-- START DATA SECTION --

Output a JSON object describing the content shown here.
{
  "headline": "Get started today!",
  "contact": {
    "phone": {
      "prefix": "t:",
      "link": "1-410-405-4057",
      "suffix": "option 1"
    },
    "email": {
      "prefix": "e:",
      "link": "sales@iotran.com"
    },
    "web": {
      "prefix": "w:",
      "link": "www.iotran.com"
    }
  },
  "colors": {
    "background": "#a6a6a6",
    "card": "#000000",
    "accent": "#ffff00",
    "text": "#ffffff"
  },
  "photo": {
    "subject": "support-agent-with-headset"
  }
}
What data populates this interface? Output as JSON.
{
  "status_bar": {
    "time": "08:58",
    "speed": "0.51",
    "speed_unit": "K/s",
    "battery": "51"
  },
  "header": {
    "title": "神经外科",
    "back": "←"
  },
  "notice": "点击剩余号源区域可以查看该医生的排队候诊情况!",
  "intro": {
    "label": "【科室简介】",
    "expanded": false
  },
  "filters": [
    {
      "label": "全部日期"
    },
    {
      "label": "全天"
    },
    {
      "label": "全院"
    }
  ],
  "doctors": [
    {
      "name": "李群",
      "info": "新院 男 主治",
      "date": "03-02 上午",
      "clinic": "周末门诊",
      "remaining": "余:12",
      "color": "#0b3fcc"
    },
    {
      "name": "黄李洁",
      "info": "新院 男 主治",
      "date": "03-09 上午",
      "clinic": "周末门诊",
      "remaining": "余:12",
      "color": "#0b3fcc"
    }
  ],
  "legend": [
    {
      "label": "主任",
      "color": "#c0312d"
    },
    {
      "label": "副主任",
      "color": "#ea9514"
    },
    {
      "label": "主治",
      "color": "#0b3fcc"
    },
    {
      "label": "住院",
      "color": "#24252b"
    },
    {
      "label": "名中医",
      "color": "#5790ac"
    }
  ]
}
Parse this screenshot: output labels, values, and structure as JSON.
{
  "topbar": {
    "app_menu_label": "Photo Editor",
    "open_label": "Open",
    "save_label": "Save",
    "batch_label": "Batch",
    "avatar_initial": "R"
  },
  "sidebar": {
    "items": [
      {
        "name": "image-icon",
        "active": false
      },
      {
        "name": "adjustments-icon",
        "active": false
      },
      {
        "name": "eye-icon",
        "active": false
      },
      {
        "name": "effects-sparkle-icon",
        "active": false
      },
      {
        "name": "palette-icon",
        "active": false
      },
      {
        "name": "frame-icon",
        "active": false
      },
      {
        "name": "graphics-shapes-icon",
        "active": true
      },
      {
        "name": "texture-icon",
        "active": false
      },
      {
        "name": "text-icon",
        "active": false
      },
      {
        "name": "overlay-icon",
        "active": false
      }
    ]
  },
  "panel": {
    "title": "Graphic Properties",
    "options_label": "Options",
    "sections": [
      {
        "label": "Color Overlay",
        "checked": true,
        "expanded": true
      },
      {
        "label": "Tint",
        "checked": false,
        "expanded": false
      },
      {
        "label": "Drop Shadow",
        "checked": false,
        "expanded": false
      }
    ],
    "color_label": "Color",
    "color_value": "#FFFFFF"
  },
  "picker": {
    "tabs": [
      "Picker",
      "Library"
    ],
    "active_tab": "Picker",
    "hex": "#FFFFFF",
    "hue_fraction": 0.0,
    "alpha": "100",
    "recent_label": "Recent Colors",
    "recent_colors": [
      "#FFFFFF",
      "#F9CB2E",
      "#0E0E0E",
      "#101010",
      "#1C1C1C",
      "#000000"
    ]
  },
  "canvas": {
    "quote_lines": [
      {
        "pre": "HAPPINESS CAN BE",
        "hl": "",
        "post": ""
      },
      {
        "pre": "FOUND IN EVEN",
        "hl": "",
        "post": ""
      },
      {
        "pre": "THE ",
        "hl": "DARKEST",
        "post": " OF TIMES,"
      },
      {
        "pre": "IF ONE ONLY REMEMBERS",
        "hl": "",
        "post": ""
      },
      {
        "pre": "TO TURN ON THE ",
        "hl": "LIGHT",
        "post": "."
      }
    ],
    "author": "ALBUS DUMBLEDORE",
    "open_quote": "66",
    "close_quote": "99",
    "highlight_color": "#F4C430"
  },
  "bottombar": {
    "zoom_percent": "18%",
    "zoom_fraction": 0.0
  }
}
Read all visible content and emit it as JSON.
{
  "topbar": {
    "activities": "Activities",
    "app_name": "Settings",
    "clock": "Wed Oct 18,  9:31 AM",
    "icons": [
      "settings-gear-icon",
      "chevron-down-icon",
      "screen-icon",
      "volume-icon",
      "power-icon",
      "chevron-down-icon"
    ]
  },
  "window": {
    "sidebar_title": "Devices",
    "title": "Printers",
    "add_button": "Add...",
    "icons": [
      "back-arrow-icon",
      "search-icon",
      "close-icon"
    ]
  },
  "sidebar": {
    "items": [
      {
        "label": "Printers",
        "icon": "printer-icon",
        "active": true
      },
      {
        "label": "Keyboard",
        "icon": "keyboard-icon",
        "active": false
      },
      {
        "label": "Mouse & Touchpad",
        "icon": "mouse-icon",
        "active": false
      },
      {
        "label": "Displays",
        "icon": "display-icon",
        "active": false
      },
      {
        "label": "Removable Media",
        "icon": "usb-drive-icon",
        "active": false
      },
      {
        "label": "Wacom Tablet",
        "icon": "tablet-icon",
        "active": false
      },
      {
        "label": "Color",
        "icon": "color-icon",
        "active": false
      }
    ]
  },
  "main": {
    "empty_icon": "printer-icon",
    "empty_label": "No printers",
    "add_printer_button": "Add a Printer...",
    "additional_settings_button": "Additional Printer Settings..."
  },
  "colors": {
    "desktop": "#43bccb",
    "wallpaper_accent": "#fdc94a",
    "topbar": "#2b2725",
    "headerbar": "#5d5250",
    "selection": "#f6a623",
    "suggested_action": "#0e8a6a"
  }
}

-- END DATA SECTION --

YOUR OBJECTIVE: Copy out all the entries shown above, character for character.

RESPONSE TO THIS TASK:
Output a JSON object describing the content shown here.
{
  "headline": "Get started today!",
  "contact": {
    "phone": {
      "prefix": "t:",
      "link": "1-410-405-4057",
      "suffix": "option 1"
    },
    "email": {
      "prefix": "e:",
      "link": "sales@iotran.com"
    },
    "web": {
      "prefix": "w:",
      "link": "www.iotran.com"
    }
  },
  "colors": {
    "background": "#a6a6a6",
    "card": "#000000",
    "accent": "#ffff00",
    "text": "#ffffff"
  },
  "photo": {
    "subject": "support-agent-with-headset"
  }
}
What data populates this interface? Output as JSON.
{
  "status_bar": {
    "time": "08:58",
    "speed": "0.51",
    "speed_unit": "K/s",
    "battery": "51"
  },
  "header": {
    "title": "神经外科",
    "back": "←"
  },
  "notice": "点击剩余号源区域可以查看该医生的排队候诊情况!",
  "intro": {
    "label": "【科室简介】",
    "expanded": false
  },
  "filters": [
    {
      "label": "全部日期"
    },
    {
      "label": "全天"
    },
    {
      "label": "全院"
    }
  ],
  "doctors": [
    {
      "name": "李群",
      "info": "新院 男 主治",
      "date": "03-02 上午",
      "clinic": "周末门诊",
      "remaining": "余:12",
      "color": "#0b3fcc"
    },
    {
      "name": "黄李洁",
      "info": "新院 男 主治",
      "date": "03-09 上午",
      "clinic": "周末门诊",
      "remaining": "余:12",
      "color": "#0b3fcc"
    }
  ],
  "legend": [
    {
      "label": "主任",
      "color": "#c0312d"
    },
    {
      "label": "副主任",
      "color": "#ea9514"
    },
    {
      "label": "主治",
      "color": "#0b3fcc"
    },
    {
      "label": "住院",
      "color": "#24252b"
    },
    {
      "label": "名中医",
      "color": "#5790ac"
    }
  ]
}
Parse this screenshot: output labels, values, and structure as JSON.
{
  "topbar": {
    "app_menu_label": "Photo Editor",
    "open_label": "Open",
    "save_label": "Save",
    "batch_label": "Batch",
    "avatar_initial": "R"
  },
  "sidebar": {
    "items": [
      {
        "name": "image-icon",
        "active": false
      },
      {
        "name": "adjustments-icon",
        "active": false
      },
      {
        "name": "eye-icon",
        "active": false
      },
      {
        "name": "effects-sparkle-icon",
        "active": false
      },
      {
        "name": "palette-icon",
        "active": false
      },
      {
        "name": "frame-icon",
        "active": false
      },
      {
        "name": "graphics-shapes-icon",
        "active": true
      },
      {
        "name": "texture-icon",
        "active": false
      },
      {
        "name": "text-icon",
        "active": false
      },
      {
        "name": "overlay-icon",
        "active": false
      }
    ]
  },
  "panel": {
    "title": "Graphic Properties",
    "options_label": "Options",
    "sections": [
      {
        "label": "Color Overlay",
        "checked": true,
        "expanded": true
      },
      {
        "label": "Tint",
        "checked": false,
        "expanded": false
      },
      {
        "label": "Drop Shadow",
        "checked": false,
        "expanded": false
      }
    ],
    "color_label": "Color",
    "color_value": "#FFFFFF"
  },
  "picker": {
    "tabs": [
      "Picker",
      "Library"
    ],
    "active_tab": "Picker",
    "hex": "#FFFFFF",
    "hue_fraction": 0.0,
    "alpha": "100",
    "recent_label": "Recent Colors",
    "recent_colors": [
      "#FFFFFF",
      "#F9CB2E",
      "#0E0E0E",
      "#101010",
      "#1C1C1C",
      "#000000"
    ]
  },
  "canvas": {
    "quote_lines": [
      {
        "pre": "HAPPINESS CAN BE",
        "hl": "",
        "post": ""
      },
      {
        "pre": "FOUND IN EVEN",
        "hl": "",
        "post": ""
      },
      {
        "pre": "THE ",
        "hl": "DARKEST",
        "post": " OF TIMES,"
      },
      {
        "pre": "IF ONE ONLY REMEMBERS",
        "hl": "",
        "post": ""
      },
      {
        "pre": "TO TURN ON THE ",
        "hl": "LIGHT",
        "post": "."
      }
    ],
    "author": "ALBUS DUMBLEDORE",
    "open_quote": "66",
    "close_quote": "99",
    "highlight_color": "#F4C430"
  },
  "bottombar": {
    "zoom_percent": "18%",
    "zoom_fraction": 0.0
  }
}
Read all visible content and emit it as JSON.
{
  "topbar": {
    "activities": "Activities",
    "app_name": "Settings",
    "clock": "Wed Oct 18,  9:31 AM",
    "icons": [
      "settings-gear-icon",
      "chevron-down-icon",
      "screen-icon",
      "volume-icon",
      "power-icon",
      "chevron-down-icon"
    ]
  },
  "window": {
    "sidebar_title": "Devices",
    "title": "Printers",
    "add_button": "Add...",
    "icons": [
      "back-arrow-icon",
      "search-icon",
      "close-icon"
    ]
  },
  "sidebar": {
    "items": [
      {
        "label": "Printers",
        "icon": "printer-icon",
        "active": true
      },
      {
        "label": "Keyboard",
        "icon": "keyboard-icon",
        "active": false
      },
      {
        "label": "Mouse & Touchpad",
        "icon": "mouse-icon",
        "active": false
      },
      {
        "label": "Displays",
        "icon": "display-icon",
        "active": false
      },
      {
        "label": "Removable Media",
        "icon": "usb-drive-icon",
        "active": false
      },
      {
        "label": "Wacom Tablet",
        "icon": "tablet-icon",
        "active": false
      },
      {
        "label": "Color",
        "icon": "color-icon",
        "active": false
      }
    ]
  },
  "main": {
    "empty_icon": "printer-icon",
    "empty_label": "No printers",
    "add_printer_button": "Add a Printer...",
    "additional_settings_button": "Additional Printer Settings..."
  },
  "colors": {
    "desktop": "#43bccb",
    "wallpaper_accent": "#fdc94a",
    "topbar": "#2b2725",
    "headerbar": "#5d5250",
    "selection": "#f6a623",
    "suggested_action": "#0e8a6a"
  }
}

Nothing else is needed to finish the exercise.